Data entries
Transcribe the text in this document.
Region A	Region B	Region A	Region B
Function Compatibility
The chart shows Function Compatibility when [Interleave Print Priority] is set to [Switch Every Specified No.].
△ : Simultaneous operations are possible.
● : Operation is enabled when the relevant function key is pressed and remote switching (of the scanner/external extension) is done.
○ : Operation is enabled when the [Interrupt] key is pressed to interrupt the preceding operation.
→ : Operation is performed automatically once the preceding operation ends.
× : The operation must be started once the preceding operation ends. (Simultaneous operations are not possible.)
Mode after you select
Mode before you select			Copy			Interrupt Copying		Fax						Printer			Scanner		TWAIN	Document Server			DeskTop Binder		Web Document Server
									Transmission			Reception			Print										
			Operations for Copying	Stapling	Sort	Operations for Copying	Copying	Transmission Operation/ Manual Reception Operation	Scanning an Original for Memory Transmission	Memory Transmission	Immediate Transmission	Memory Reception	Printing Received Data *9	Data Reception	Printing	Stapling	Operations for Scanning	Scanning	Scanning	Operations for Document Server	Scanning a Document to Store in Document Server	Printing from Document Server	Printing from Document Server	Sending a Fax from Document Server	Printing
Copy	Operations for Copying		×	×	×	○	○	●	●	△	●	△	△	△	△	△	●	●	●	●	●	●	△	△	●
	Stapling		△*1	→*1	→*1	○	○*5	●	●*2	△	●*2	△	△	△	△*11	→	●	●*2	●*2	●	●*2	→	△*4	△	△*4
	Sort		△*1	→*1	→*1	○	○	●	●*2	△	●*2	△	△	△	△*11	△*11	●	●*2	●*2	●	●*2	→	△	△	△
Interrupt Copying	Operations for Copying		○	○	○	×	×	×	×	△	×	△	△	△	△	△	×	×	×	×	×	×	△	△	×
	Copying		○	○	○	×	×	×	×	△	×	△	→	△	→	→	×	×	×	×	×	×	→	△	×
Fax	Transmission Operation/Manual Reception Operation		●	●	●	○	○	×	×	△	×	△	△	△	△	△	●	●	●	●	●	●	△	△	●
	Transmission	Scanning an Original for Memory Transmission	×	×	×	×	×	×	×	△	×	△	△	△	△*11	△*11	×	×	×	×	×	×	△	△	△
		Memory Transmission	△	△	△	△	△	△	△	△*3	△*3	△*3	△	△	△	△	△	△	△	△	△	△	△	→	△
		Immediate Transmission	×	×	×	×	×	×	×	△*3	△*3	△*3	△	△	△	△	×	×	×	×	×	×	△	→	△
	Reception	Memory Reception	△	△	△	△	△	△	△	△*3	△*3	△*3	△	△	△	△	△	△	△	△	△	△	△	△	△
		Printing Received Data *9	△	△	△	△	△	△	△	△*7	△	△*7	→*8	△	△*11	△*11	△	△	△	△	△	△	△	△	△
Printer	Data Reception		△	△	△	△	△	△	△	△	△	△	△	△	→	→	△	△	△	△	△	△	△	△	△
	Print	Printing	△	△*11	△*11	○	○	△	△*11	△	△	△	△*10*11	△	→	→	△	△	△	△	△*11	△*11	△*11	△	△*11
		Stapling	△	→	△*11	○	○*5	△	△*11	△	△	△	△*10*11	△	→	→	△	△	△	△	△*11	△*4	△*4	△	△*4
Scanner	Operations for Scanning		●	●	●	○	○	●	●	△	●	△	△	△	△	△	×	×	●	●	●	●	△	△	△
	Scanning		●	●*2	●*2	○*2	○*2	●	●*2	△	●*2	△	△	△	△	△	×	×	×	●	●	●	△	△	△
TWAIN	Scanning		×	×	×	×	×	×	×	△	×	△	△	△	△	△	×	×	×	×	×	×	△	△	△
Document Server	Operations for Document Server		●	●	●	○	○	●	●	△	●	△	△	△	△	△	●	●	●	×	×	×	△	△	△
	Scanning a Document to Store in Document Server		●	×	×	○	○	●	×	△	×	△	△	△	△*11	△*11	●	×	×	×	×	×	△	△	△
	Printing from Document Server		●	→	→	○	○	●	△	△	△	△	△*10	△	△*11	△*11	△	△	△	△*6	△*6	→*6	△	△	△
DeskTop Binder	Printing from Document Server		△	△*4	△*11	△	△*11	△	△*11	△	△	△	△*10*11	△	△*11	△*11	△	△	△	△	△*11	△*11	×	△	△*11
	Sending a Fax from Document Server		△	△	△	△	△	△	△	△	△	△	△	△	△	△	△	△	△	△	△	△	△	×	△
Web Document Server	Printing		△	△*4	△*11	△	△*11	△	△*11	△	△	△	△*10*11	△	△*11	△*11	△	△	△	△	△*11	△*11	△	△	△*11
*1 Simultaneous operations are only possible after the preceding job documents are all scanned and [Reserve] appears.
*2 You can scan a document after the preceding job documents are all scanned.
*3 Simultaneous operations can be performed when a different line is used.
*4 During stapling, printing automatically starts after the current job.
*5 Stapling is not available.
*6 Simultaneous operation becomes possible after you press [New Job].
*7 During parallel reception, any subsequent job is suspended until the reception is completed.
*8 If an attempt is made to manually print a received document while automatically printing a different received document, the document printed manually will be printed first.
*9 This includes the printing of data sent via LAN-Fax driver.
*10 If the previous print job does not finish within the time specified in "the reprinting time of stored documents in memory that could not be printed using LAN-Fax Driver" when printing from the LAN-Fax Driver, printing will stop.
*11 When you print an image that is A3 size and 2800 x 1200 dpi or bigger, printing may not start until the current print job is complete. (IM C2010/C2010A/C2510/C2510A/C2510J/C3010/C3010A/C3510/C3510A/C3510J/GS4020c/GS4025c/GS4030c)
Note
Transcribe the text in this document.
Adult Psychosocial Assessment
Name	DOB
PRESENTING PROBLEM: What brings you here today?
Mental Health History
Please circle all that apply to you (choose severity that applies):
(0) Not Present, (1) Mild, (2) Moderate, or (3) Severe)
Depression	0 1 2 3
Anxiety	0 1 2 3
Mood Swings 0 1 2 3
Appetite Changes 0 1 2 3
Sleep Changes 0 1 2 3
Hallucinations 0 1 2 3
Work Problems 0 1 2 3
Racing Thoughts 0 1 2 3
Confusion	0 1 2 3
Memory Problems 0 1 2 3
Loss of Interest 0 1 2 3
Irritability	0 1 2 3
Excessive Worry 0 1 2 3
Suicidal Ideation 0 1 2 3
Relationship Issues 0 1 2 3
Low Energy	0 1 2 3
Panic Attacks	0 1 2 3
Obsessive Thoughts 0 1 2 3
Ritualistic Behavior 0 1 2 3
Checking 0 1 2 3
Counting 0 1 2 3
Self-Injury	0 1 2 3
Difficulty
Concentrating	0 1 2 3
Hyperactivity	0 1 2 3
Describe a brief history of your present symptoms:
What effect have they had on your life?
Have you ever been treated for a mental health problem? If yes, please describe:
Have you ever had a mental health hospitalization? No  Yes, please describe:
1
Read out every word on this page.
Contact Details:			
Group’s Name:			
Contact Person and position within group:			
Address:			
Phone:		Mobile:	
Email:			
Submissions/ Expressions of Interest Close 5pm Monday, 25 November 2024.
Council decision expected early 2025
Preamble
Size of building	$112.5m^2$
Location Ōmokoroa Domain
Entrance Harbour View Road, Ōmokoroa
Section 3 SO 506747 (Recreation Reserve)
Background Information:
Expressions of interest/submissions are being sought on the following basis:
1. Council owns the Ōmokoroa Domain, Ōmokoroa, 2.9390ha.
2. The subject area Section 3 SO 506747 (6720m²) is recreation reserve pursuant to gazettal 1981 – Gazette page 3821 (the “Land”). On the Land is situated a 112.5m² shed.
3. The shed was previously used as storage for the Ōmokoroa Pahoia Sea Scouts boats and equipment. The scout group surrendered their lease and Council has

What you need to do ->
From the data above, copy each line that has the string "Transmission".

Task response ->
									Transmission			Reception			Print										
			Operations for Copying	Stapling	Sort	Operations for Copying	Copying	Transmission Operation/ Manual Reception Operation	Scanning an Original for Memory Transmission	Memory Transmission	Immediate Transmission	Memory Reception	Printing Received Data *9	Data Reception	Printing	Stapling	Operations for Scanning	Scanning	Scanning	Operations for Document Server	Scanning a Document to Store in Document Server	Printing from Document Server	Printing from Document Server	Sending a Fax from Document Server	Printing
Fax	Transmission Operation/Manual Reception Operation		●	●	●	○	○	×	×	△	×	△	△	△	△	△	●	●	●	●	●	●	△	△	●
	Transmission	Scanning an Original for Memory Transmission	×	×	×	×	×	×	×	△	×	△	△	△	△*11	△*11	×	×	×	×	×	×	△	△	△
		Memory Transmission	△	△	△	△	△	△	△	△*3	△*3	△*3	△	△	△	△	△	△	△	△	△	△	△	→	△
		Immediate Transmission	×	×	×	×	×	×	×	△*3	△*3	△*3	△	△	△	△	×	×	×	×	×	×	△	→	△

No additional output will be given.